Task requirements.
#1 List every line of the rows below that contains the string "left".
#2 Extend the summary of the sitcom Unhappily Ever After, picking up after its final line.

Selected excerpt.
· · ·

- Also known as: Unhappily...
- Genre: Sitcom; Family sitcom; Satire; Black humor; Surreal humor;
- Created by: Ron Leavitt; Arthur Silver;
- Starring: Geoff Pierson; Stephanie Hodge; Kevin Connolly; Nikki Cox; Justin Berfield; Bobcat Goldthwait; Allan Trautman; Joyce Van Patten; Wendy Benson;
- Opening theme: "Hit the Road Jack"; performed by Ray Charles;
- Composers: Paul Buckley; Jonathan Wolff;
- Country of origin: United States
- Original language: English
- No. of seasons: 5
- No. of episodes: 100 (list of episodes)

Production
- Executive producers: Ron Leavitt; Arthur Silver; Sandy Sprung; Marcy Vosburgh;
- Producers: J. Stewart Burns; Brian LaPan; Christina Lynch; Harriette Regan;
- Running time: 22–24 minutes
- Production company: Touchstone Television

Original release
- Network: The WB
- Release: January 11, 1995 – May 23, 1999

= Unhappily Ever After =

American television sitcom (1995–1999)

· · ·

Data in this exercise.
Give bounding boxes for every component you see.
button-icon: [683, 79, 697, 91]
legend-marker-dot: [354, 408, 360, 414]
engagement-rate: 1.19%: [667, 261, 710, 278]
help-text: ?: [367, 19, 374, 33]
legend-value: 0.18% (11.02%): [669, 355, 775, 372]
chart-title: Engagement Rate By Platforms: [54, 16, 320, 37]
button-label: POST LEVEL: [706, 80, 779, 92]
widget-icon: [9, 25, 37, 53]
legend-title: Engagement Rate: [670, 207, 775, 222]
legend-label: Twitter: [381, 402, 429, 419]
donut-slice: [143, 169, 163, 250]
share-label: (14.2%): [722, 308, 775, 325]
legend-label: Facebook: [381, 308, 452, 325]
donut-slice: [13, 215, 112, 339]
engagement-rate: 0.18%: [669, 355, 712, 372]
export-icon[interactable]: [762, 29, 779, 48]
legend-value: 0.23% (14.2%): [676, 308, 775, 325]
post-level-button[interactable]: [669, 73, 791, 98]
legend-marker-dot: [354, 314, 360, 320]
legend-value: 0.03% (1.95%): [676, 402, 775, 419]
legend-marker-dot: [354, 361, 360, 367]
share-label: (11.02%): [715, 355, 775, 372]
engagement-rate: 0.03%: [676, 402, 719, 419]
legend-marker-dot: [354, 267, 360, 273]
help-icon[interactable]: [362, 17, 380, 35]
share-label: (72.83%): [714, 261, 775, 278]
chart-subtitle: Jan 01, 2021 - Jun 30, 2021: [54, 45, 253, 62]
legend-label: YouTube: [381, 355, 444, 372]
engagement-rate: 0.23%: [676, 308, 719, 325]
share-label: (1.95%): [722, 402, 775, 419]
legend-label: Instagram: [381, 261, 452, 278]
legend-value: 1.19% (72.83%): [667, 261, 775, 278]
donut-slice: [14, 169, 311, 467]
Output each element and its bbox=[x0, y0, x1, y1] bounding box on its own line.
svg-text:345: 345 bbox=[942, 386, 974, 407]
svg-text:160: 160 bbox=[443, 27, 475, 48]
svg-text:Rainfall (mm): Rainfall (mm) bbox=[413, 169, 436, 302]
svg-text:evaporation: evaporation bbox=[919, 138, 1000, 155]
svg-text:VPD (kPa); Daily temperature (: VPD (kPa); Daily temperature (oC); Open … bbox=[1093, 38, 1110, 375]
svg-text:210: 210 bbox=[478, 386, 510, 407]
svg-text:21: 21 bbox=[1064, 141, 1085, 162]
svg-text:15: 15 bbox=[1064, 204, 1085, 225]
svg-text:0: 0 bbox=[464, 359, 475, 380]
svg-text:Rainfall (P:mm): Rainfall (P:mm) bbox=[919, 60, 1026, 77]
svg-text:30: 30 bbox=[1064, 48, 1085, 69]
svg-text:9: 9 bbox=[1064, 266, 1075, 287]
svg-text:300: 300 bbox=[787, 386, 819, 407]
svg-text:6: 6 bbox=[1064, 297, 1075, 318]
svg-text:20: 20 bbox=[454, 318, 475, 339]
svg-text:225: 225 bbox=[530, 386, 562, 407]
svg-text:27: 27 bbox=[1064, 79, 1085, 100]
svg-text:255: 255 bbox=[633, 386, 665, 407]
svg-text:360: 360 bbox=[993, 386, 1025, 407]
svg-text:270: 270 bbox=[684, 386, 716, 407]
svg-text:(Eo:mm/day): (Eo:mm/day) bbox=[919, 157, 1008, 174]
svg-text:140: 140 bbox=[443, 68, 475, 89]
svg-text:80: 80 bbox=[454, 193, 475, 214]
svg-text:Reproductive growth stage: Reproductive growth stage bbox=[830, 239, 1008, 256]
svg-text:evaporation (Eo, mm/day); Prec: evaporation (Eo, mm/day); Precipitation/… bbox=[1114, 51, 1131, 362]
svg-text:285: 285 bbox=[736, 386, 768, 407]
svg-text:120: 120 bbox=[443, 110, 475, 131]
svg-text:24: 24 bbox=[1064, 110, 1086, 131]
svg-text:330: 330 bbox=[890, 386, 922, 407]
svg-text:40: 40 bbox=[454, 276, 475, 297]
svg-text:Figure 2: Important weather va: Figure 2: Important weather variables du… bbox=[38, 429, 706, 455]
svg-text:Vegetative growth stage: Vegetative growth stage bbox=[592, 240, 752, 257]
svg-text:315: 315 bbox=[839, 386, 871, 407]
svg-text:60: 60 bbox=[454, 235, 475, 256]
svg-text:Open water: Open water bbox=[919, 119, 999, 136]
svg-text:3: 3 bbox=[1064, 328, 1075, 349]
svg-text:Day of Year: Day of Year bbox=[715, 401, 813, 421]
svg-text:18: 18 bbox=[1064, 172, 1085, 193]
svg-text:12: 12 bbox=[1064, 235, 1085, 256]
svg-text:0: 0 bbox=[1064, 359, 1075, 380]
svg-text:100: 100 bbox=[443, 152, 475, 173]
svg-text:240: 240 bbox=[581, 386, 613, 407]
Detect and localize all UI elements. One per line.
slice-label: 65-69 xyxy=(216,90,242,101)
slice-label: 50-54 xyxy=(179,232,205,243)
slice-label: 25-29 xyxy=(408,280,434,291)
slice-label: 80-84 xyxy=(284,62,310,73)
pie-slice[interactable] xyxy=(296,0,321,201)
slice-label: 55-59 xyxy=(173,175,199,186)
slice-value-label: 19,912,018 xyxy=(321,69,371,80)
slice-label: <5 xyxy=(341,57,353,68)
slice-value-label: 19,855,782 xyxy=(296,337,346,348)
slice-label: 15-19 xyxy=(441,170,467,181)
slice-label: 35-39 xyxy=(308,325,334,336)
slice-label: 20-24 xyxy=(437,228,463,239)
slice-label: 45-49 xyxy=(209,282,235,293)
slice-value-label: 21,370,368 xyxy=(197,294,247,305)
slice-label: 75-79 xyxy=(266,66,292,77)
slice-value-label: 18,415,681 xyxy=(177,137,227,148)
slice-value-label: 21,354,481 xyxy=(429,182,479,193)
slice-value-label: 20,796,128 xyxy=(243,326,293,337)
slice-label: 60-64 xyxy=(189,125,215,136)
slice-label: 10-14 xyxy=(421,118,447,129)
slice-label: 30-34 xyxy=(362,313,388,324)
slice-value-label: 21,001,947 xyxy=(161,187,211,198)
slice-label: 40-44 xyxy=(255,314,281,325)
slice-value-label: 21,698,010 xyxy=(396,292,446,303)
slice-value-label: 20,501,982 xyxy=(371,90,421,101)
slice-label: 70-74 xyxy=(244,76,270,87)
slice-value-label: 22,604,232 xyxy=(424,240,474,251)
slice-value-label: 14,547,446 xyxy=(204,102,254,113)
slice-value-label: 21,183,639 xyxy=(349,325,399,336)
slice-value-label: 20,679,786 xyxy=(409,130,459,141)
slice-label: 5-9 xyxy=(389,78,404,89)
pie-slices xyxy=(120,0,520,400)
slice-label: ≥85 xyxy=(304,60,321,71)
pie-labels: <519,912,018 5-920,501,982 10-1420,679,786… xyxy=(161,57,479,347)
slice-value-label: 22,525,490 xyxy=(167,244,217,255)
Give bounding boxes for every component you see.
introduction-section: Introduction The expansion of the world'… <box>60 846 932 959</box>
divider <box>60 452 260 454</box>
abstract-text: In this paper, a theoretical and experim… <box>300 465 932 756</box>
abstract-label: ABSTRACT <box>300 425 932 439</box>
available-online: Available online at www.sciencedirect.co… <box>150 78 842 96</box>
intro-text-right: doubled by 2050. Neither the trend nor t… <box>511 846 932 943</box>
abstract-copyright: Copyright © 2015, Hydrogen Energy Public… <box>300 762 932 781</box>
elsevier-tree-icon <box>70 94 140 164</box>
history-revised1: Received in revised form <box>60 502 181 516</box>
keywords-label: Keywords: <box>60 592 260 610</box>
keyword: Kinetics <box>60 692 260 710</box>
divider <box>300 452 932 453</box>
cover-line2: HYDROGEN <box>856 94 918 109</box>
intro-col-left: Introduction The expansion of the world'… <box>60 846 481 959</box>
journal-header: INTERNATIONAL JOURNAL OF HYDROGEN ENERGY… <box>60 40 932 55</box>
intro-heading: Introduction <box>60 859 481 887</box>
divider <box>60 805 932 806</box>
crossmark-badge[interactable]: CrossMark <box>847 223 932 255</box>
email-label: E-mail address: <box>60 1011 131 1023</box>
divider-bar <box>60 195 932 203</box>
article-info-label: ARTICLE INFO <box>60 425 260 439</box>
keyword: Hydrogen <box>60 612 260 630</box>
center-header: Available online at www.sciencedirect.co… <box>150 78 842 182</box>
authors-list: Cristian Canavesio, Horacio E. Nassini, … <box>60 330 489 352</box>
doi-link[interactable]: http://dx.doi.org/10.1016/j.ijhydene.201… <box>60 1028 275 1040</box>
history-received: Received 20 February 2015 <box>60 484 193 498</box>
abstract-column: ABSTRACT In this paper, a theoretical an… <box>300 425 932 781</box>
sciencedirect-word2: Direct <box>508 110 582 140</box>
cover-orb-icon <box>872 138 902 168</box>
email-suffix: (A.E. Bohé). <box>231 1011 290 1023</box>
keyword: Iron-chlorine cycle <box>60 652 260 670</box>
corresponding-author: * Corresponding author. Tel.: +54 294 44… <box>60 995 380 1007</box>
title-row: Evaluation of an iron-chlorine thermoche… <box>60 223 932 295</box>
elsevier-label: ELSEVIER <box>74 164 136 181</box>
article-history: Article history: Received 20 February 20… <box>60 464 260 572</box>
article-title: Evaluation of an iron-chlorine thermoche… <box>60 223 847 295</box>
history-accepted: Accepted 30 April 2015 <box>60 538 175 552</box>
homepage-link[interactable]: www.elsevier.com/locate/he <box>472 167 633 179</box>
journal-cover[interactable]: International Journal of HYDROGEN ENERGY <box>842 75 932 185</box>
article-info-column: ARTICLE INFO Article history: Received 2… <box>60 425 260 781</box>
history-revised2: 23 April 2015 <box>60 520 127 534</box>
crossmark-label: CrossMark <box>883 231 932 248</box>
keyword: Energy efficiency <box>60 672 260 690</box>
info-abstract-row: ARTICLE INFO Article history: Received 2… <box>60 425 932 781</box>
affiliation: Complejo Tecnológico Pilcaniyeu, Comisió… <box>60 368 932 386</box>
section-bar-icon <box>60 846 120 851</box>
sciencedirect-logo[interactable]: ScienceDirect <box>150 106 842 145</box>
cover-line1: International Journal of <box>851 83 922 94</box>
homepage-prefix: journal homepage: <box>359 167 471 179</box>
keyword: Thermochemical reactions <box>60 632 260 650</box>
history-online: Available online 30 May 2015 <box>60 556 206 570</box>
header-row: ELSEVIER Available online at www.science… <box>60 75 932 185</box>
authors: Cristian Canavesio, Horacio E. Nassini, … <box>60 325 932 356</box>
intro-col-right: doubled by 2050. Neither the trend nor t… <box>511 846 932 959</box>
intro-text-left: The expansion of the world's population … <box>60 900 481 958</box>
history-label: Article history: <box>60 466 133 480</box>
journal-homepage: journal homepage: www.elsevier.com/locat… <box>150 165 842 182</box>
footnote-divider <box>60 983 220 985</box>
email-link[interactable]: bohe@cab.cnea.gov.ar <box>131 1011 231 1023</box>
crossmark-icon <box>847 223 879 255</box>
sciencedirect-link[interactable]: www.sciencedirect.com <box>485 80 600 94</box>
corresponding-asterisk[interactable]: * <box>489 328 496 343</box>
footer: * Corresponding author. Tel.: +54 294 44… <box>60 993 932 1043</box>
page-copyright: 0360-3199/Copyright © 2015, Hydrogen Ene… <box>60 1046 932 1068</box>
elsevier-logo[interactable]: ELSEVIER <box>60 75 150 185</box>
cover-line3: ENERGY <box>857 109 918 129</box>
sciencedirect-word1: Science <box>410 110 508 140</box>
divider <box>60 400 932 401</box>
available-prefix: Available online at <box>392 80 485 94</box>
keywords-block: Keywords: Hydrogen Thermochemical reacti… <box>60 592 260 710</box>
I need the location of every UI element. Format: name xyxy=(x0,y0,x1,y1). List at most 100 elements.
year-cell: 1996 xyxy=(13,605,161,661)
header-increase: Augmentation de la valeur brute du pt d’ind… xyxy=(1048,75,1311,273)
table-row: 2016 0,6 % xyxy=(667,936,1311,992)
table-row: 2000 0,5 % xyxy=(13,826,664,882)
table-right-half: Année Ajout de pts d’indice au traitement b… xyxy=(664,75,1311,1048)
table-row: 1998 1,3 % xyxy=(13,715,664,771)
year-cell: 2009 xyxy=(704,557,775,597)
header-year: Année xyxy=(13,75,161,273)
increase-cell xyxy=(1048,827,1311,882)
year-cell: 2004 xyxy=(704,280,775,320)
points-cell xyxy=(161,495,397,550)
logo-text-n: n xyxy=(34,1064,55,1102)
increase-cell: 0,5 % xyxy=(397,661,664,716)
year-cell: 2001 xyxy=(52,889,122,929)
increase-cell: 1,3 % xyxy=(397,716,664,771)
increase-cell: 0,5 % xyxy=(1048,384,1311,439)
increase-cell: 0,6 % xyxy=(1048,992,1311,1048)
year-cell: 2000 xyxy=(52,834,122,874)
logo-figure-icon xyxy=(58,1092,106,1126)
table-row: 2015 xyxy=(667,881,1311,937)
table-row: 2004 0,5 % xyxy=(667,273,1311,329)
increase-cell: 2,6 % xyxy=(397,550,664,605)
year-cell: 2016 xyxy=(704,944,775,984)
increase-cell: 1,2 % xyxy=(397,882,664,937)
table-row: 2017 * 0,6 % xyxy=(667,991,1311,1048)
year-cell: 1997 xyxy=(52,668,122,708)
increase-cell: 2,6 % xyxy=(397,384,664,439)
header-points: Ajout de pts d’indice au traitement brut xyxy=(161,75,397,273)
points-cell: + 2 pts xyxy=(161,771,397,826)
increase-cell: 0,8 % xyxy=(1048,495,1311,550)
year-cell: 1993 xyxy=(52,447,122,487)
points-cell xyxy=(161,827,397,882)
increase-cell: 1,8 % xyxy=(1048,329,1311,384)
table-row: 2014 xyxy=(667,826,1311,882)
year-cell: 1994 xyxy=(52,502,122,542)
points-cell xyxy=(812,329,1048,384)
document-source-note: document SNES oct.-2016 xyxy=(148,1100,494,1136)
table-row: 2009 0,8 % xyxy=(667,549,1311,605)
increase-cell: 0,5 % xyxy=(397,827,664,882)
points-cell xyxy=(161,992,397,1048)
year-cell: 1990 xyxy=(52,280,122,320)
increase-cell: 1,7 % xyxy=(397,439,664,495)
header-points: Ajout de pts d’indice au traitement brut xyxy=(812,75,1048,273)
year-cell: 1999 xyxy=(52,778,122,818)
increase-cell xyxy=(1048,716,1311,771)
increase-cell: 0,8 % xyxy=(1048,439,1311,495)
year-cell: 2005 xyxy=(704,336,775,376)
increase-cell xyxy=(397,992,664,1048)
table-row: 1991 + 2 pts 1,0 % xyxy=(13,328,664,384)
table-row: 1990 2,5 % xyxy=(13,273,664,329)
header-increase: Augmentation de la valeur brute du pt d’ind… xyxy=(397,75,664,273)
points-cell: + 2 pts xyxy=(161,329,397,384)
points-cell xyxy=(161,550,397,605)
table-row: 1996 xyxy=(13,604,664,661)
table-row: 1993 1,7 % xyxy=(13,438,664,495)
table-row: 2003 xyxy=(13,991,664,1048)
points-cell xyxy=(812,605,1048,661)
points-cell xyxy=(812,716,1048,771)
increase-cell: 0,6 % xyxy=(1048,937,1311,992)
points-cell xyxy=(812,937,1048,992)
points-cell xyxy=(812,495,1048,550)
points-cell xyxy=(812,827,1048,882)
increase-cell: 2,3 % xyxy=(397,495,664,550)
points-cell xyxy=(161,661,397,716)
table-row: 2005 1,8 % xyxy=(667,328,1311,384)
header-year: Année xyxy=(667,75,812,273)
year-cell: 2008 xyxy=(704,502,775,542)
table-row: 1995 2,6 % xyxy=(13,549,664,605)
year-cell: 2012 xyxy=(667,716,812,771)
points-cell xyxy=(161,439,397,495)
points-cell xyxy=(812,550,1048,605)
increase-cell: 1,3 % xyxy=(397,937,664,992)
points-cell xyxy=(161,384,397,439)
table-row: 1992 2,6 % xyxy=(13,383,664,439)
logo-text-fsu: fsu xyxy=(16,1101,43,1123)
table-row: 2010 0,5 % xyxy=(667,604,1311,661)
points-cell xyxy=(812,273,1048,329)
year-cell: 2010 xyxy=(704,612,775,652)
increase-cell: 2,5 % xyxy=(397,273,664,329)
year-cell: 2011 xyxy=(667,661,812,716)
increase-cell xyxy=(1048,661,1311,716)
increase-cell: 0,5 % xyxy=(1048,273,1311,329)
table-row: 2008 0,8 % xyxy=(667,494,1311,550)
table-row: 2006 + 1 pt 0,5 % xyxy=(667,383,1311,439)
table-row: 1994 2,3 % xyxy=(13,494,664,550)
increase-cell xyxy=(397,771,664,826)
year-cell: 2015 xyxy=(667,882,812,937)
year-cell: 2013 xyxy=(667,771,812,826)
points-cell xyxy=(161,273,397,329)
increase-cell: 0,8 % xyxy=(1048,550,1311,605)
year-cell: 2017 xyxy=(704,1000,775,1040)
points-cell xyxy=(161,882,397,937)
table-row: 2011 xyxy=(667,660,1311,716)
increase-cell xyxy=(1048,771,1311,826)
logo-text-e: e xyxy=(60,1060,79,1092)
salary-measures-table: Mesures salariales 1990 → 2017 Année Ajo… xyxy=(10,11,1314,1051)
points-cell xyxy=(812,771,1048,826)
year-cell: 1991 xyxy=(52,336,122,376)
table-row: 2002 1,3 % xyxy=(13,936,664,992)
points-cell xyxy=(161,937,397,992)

· · ·

Responses in order.
#1
intro-col-left: Introduction The expansion of the world'… <box>60 846 481 959</box>
intro-text-left: The expansion of the world's population … <box>60 900 481 958</box>

#2
Unhappily Ever After is an American sitcom television series that aired for five seasons and 100 episodes on The WB from January 11, 1995, to May 23, 1999. Created by Ron Leavitt and Arthur Silver, the former having previously co-created Married... with Children (1987–1997), the series centers on the dysfunctional Malloy family, particularly father Jack Malloy, a used car salesman suffering from schizophrenia who communicates with his imaginary friend, a vulgar talking stuffed rabbit named Mr. Floppy. Jack navigates life with his ex-wife Jennie and their children Ryan, Tiffany, and Ross. The series was produced by Touchstone Television.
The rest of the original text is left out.